== Records shown ==
## start

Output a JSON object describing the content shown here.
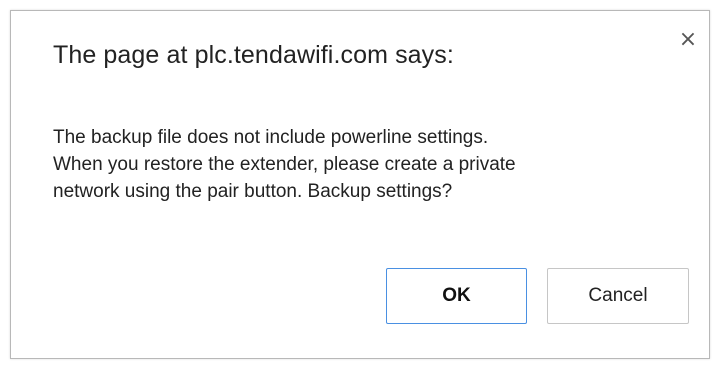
{
  "dialog": {
    "title": "The page at plc.tendawifi.com says:",
    "close_glyph": "×",
    "message_lines": [
      "The backup file does not include powerline settings.",
      "When you restore the extender, please create a private",
      "network using the pair button. Backup settings?"
    ],
    "ok_label": "OK",
    "cancel_label": "Cancel",
    "colors": {
      "ok_border": "#4a90e2",
      "cancel_border": "#c6c6c6",
      "dialog_border": "#b8b8b8",
      "text": "#222222"
    }
  }
}
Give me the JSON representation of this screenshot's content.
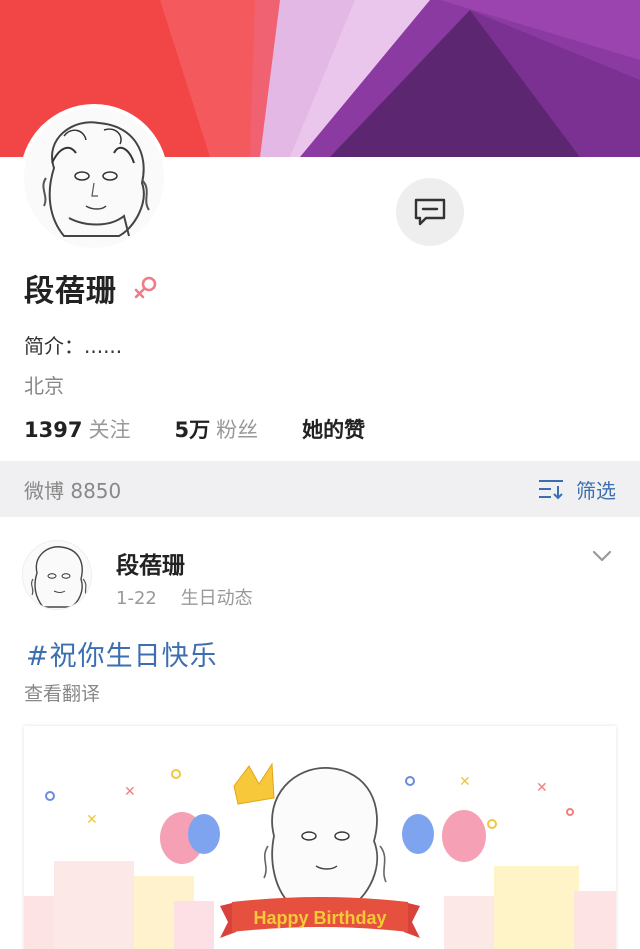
{
  "profile": {
    "name": "段蓓珊",
    "gender_icon": "female-symbol-icon",
    "bio": "简介：......",
    "location": "北京",
    "stats": {
      "following_num": "1397",
      "following_label": "关注",
      "followers_num": "5万",
      "followers_label": "粉丝",
      "likes_label": "她的赞"
    },
    "message_icon": "message-icon"
  },
  "feed_bar": {
    "count_label": "微博 8850",
    "filter_label": "筛选",
    "filter_icon": "filter-icon"
  },
  "post": {
    "author": "段蓓珊",
    "date": "1-22",
    "source": "生日动态",
    "hashtag": "#祝你生日快乐",
    "translate_label": "查看翻译",
    "banner_text": "Happy Birthday"
  },
  "colors": {
    "accent": "#3b6fb0",
    "banner_red": "#f14a4a",
    "banner_purple": "#7b2d8e"
  }
}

## end

== Task directions ==
Reproduce every entry exactly, but omit each picture.

== Reply ==
Output a JSON object describing the content shown here.
{
  "dialog": {
    "title": "The page at plc.tendawifi.com says:",
    "close_glyph": "×",
    "message_lines": [
      "The backup file does not include powerline settings.",
      "When you restore the extender, please create a private",
      "network using the pair button. Backup settings?"
    ],
    "ok_label": "OK",
    "cancel_label": "Cancel",
    "colors": {
      "ok_border": "#4a90e2",
      "cancel_border": "#c6c6c6",
      "dialog_border": "#b8b8b8",
      "text": "#222222"
    }
  }
}
Give me the JSON representation of this screenshot's content.
{
  "profile": {
    "name": "段蓓珊",
    "gender_icon": "female-symbol-icon",
    "bio": "简介：......",
    "location": "北京",
    "stats": {
      "following_num": "1397",
      "following_label": "关注",
      "followers_num": "5万",
      "followers_label": "粉丝",
      "likes_label": "她的赞"
    },
    "message_icon": "message-icon"
  },
  "feed_bar": {
    "count_label": "微博 8850",
    "filter_label": "筛选",
    "filter_icon": "filter-icon"
  },
  "post": {
    "author": "段蓓珊",
    "date": "1-22",
    "source": "生日动态",
    "hashtag": "#祝你生日快乐",
    "translate_label": "查看翻译",
    "banner_text": "Happy Birthday"
  },
  "colors": {
    "accent": "#3b6fb0",
    "banner_red": "#f14a4a",
    "banner_purple": "#7b2d8e"
  }
}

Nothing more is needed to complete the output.